- Figure contents as structured data
★ ★ ★

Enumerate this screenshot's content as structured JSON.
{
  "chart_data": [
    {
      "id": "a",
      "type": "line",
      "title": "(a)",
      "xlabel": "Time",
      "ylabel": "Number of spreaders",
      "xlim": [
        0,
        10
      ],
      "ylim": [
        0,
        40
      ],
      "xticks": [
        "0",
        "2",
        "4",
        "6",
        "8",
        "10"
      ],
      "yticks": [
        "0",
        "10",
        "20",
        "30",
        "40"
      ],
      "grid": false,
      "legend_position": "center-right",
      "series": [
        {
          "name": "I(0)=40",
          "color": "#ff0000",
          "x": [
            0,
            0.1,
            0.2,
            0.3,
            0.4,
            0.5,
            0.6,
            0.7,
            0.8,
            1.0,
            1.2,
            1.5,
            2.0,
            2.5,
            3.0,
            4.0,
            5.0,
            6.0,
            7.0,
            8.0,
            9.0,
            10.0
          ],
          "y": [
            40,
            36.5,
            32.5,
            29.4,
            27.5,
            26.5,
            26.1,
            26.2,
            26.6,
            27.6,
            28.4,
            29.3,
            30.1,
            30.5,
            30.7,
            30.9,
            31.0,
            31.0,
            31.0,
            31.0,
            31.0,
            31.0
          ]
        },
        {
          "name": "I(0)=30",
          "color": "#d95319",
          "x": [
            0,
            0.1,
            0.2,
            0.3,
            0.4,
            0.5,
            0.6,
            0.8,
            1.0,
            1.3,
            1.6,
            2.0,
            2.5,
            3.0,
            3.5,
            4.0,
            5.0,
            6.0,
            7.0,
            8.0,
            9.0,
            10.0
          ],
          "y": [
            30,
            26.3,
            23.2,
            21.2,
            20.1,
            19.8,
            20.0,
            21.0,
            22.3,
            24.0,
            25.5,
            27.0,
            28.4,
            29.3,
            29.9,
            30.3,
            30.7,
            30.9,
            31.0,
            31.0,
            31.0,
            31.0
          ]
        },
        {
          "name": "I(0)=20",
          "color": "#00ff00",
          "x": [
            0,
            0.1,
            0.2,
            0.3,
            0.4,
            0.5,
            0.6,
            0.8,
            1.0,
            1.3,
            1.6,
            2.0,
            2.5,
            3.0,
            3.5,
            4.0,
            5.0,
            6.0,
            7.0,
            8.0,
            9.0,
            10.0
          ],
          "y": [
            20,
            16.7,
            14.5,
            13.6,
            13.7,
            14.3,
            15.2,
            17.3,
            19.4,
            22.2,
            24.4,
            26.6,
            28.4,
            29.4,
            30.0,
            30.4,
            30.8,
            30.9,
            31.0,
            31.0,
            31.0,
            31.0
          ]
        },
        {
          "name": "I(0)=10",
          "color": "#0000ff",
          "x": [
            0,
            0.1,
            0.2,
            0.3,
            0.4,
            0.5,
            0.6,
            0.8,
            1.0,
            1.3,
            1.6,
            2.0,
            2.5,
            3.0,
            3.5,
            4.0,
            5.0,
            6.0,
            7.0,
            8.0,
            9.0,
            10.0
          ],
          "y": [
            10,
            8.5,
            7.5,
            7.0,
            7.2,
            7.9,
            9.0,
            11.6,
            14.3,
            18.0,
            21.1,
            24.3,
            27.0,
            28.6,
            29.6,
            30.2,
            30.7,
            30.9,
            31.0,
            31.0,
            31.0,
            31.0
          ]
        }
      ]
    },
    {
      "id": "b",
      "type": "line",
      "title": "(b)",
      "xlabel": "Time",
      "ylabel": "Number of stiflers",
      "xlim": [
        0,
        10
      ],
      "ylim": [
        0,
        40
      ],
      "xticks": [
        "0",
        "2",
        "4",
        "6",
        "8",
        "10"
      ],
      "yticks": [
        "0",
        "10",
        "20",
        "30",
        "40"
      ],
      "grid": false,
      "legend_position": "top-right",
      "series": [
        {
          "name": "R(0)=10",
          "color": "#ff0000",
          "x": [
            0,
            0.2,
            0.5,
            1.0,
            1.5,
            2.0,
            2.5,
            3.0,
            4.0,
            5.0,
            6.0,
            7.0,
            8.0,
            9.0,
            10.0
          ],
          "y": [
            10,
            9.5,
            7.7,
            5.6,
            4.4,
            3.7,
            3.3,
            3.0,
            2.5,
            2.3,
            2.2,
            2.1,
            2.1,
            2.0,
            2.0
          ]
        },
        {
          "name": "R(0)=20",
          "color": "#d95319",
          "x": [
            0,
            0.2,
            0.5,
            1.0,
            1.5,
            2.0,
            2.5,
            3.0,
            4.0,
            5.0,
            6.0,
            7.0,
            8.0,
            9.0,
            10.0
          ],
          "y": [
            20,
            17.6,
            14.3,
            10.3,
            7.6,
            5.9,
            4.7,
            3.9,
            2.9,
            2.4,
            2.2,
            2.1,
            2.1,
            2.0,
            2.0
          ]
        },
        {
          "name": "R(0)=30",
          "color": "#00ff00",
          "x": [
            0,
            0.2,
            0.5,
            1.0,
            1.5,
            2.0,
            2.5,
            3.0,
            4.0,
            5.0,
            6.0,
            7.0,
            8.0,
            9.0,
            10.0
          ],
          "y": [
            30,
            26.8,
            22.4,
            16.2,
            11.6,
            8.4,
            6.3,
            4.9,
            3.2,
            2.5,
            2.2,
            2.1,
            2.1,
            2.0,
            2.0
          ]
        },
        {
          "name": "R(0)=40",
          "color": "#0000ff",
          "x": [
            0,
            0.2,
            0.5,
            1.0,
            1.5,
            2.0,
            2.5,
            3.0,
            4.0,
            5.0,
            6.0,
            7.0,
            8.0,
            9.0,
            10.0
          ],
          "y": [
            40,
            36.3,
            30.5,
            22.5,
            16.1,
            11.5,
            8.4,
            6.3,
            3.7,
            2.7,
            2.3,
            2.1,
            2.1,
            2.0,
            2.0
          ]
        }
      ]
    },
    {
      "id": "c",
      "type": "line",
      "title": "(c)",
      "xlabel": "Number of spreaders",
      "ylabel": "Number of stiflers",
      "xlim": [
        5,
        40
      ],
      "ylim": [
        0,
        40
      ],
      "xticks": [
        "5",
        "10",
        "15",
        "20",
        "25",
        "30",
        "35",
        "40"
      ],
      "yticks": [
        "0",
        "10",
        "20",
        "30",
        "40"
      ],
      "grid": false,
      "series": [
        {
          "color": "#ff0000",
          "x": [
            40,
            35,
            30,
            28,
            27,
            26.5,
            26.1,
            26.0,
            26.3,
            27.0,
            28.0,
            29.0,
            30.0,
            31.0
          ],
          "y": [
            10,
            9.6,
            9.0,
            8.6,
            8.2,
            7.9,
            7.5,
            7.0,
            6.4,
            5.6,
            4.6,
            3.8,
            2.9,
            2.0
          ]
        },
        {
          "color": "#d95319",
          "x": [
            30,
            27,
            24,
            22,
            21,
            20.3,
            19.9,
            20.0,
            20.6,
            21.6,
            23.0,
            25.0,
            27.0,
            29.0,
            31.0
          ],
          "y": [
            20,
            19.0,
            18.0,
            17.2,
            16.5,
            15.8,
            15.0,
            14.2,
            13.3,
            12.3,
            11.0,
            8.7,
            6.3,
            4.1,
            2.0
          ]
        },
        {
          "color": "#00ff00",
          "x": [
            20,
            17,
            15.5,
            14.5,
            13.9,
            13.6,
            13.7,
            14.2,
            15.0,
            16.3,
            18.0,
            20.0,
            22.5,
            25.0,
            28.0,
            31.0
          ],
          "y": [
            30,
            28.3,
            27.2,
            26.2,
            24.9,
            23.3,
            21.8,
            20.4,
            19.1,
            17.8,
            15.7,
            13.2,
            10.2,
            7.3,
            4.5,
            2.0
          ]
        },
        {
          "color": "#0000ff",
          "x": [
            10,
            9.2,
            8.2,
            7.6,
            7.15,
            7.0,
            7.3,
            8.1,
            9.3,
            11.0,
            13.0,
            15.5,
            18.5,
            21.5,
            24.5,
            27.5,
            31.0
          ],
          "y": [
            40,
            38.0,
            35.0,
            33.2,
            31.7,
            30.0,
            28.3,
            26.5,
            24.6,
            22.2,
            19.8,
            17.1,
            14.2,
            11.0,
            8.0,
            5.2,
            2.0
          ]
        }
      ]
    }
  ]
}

★ ★ ★

- The exercise
From the entries above, return each line with the word "right" in it.

- Exercise output
      "legend_position": "center-right",
      "legend_position": "top-right",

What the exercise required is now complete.